--- GIVEN ENTRIES ---

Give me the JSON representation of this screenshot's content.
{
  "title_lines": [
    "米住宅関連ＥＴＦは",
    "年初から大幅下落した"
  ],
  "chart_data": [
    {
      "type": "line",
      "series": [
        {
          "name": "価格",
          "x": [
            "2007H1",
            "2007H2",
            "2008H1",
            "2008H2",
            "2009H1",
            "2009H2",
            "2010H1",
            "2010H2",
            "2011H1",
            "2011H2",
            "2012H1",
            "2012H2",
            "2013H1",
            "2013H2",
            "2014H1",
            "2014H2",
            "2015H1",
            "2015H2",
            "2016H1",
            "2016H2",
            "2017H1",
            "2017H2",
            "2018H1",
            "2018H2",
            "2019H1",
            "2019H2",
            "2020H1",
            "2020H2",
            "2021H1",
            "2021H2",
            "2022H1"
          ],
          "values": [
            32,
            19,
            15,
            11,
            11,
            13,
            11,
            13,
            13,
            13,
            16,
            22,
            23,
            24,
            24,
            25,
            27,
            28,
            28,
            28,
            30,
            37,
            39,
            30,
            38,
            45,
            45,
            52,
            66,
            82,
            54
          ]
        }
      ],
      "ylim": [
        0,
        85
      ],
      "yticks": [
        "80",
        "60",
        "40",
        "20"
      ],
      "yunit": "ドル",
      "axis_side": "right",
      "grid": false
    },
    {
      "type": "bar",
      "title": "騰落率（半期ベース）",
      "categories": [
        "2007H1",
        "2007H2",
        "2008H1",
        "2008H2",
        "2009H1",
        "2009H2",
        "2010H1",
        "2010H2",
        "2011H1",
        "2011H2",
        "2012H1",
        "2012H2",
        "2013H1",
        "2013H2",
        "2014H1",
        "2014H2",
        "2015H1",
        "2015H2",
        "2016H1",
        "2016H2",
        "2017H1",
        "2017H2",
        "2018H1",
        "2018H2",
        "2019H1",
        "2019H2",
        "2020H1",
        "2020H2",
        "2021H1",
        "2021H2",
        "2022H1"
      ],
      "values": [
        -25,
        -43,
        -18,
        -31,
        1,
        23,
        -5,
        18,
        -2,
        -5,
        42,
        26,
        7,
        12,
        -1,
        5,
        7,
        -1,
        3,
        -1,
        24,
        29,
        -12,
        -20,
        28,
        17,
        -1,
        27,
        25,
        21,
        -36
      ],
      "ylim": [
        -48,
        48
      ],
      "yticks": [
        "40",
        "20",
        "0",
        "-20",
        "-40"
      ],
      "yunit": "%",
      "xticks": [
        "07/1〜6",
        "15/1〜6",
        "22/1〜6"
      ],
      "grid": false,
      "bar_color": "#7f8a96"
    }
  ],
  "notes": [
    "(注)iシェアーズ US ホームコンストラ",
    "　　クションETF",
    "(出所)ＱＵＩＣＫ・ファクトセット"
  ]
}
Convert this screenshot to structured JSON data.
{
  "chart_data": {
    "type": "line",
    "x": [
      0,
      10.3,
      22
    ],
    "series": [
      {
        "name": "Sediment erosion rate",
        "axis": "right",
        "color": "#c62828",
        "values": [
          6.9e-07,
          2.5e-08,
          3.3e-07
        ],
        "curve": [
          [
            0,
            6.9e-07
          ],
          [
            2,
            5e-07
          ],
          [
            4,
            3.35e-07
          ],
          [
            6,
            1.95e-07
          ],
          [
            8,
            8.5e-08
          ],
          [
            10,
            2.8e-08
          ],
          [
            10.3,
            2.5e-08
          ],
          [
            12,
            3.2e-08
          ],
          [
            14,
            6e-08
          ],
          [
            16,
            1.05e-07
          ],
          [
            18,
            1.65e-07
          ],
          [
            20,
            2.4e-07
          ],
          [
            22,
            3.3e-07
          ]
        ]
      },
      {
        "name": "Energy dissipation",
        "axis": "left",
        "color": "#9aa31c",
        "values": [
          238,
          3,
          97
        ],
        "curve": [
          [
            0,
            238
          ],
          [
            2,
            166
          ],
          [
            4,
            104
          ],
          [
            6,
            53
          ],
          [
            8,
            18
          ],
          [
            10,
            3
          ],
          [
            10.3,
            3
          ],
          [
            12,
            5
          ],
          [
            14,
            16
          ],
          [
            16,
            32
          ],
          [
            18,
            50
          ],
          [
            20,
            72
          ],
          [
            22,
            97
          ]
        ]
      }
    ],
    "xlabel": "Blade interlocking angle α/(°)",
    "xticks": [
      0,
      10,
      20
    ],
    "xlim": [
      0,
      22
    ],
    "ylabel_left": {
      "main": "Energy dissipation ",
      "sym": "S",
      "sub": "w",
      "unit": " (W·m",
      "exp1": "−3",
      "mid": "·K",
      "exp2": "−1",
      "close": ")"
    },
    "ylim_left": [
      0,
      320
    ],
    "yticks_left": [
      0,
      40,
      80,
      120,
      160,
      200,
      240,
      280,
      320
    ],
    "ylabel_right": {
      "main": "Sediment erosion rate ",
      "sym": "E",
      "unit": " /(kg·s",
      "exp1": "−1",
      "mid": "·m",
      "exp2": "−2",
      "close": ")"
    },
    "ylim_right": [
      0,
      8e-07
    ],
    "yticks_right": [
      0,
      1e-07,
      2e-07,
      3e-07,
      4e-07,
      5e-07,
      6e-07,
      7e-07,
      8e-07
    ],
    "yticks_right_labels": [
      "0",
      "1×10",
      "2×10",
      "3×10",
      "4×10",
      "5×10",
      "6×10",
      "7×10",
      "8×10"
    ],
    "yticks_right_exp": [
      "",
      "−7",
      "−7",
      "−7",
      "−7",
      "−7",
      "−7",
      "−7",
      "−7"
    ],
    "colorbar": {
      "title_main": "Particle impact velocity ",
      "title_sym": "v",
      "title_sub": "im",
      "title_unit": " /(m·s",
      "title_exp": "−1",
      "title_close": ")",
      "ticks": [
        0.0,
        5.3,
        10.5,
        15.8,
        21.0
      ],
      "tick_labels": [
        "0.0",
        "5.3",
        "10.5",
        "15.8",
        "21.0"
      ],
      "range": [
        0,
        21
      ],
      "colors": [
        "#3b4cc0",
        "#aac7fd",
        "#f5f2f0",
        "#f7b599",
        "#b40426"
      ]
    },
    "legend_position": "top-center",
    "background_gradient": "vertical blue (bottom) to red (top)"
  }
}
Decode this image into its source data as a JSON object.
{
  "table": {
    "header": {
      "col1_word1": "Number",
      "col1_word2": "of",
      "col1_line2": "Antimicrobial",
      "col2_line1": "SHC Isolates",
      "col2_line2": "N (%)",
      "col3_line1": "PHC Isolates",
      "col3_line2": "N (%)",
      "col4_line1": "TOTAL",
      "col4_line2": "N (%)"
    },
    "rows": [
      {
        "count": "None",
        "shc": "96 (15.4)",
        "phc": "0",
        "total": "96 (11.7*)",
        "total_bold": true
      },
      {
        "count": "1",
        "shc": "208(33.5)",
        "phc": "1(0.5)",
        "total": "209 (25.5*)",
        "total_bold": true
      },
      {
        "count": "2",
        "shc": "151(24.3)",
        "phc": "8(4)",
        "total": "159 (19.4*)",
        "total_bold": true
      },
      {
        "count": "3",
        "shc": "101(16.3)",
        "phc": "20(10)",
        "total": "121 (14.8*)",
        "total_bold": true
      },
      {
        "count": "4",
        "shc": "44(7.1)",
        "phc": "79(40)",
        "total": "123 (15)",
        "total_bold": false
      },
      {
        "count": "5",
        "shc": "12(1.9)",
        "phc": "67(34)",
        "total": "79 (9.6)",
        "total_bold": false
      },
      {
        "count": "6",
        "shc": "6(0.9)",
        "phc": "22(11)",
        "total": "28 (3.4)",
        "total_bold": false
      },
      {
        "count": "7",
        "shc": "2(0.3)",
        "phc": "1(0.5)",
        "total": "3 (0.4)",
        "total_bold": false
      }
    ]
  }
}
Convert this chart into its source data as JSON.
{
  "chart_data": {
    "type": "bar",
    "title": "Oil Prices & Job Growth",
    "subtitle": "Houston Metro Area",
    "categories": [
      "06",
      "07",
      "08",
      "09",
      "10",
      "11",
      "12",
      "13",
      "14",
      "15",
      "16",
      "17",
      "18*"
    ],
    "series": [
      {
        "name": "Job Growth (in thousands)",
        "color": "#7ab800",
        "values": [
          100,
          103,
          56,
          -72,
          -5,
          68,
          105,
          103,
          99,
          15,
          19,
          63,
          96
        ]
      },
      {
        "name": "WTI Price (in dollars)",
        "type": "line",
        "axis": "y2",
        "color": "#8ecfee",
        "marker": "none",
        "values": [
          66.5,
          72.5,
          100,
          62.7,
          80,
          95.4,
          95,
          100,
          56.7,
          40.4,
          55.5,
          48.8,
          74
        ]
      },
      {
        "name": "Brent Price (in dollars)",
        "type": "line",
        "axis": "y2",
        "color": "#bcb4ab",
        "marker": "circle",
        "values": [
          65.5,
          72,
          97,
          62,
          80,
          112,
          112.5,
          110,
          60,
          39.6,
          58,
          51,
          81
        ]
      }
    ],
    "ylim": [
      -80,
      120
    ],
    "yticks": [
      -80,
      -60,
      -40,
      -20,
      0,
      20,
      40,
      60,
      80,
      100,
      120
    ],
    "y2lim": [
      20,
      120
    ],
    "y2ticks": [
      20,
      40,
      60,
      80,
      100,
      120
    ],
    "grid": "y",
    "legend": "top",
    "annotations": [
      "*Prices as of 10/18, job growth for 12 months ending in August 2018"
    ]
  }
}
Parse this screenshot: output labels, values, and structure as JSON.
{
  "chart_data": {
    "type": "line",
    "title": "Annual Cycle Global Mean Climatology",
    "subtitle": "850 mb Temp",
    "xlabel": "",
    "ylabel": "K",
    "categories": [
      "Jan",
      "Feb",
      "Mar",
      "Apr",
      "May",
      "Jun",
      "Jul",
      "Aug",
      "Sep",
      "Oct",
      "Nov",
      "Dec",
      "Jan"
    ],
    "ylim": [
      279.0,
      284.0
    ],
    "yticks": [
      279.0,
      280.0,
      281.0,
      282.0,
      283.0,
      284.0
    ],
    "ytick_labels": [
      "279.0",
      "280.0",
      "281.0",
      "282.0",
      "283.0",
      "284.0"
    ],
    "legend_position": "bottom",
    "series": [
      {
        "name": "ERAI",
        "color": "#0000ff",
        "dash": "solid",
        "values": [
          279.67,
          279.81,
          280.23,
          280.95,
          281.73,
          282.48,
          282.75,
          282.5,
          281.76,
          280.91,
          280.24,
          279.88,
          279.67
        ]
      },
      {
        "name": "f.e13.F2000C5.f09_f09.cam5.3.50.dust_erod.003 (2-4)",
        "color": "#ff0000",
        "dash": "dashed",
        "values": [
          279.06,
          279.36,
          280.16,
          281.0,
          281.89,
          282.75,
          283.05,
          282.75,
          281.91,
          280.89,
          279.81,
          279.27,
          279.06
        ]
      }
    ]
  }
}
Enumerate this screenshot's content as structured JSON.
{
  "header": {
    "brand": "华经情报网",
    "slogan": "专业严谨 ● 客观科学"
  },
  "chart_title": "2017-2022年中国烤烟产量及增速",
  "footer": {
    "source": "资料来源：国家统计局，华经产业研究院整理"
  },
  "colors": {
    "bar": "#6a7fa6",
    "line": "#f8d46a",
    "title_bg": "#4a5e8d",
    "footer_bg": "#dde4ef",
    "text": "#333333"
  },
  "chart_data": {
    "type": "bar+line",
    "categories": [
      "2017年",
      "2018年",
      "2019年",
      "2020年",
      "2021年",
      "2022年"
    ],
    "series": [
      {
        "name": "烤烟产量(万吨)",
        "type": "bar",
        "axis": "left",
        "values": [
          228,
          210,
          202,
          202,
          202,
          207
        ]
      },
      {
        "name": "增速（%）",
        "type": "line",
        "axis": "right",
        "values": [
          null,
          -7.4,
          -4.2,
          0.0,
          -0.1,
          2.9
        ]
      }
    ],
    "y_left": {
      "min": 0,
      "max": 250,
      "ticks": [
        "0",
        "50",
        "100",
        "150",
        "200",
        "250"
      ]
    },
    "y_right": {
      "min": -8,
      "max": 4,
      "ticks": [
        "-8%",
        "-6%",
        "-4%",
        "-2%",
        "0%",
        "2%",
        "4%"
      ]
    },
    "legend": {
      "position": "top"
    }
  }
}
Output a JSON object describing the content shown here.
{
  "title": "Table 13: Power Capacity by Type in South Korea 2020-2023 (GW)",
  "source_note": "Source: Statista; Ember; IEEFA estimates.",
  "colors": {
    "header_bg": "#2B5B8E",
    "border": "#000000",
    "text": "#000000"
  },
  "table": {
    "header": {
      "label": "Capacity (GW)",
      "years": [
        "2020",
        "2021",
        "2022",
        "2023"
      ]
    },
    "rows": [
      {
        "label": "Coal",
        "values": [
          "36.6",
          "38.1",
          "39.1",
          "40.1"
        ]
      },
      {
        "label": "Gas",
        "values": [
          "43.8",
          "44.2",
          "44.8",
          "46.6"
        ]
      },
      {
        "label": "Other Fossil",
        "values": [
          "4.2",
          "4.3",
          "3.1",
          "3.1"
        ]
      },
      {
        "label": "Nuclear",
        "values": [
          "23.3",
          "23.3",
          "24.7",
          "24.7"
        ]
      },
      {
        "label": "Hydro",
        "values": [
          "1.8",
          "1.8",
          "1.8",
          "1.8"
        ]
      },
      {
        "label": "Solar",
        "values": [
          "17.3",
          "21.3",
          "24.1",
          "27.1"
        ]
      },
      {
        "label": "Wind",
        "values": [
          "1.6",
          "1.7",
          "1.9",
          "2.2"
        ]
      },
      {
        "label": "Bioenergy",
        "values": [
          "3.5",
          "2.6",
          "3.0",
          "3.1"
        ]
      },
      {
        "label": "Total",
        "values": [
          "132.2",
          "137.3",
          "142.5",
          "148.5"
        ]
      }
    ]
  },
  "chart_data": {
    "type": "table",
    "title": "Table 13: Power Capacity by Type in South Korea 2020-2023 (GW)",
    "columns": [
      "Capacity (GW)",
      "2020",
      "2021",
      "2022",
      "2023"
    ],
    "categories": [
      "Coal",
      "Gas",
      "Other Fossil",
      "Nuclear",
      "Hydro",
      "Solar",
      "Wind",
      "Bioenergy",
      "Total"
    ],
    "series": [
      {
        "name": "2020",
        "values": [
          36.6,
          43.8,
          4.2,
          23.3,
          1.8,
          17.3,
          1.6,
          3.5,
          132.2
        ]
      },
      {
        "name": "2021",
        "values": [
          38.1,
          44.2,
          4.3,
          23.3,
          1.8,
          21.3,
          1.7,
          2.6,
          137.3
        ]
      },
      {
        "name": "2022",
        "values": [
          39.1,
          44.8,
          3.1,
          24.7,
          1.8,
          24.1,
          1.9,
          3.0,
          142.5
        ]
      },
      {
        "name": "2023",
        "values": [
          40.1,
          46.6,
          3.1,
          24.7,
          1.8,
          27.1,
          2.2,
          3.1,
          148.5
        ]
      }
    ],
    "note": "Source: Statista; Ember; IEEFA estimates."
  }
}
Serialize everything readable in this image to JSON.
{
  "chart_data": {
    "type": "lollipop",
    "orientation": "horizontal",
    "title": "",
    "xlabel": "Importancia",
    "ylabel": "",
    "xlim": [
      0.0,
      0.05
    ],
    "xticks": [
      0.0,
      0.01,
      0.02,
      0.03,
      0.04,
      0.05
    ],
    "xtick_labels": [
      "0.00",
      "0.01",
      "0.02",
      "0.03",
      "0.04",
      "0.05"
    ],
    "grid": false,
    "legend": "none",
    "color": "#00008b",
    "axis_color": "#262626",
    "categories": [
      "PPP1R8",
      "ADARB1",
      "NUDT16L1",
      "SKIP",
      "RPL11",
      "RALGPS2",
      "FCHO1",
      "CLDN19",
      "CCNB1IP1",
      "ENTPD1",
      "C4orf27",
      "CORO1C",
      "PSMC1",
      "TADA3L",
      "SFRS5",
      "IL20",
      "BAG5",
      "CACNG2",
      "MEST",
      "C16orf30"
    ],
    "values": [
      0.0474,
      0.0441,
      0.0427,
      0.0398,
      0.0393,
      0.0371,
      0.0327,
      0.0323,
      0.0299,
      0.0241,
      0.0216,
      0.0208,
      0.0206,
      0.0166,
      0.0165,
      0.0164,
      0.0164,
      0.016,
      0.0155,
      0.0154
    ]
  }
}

---

* GIVEN INSTRUCTION
Show all lines above holding "estimates".

* RESPONSE FOR THIS EXERCISE
  "source_note": "Source: Statista; Ember; IEEFA estimates.",
    "note": "Source: Statista; Ember; IEEFA estimates."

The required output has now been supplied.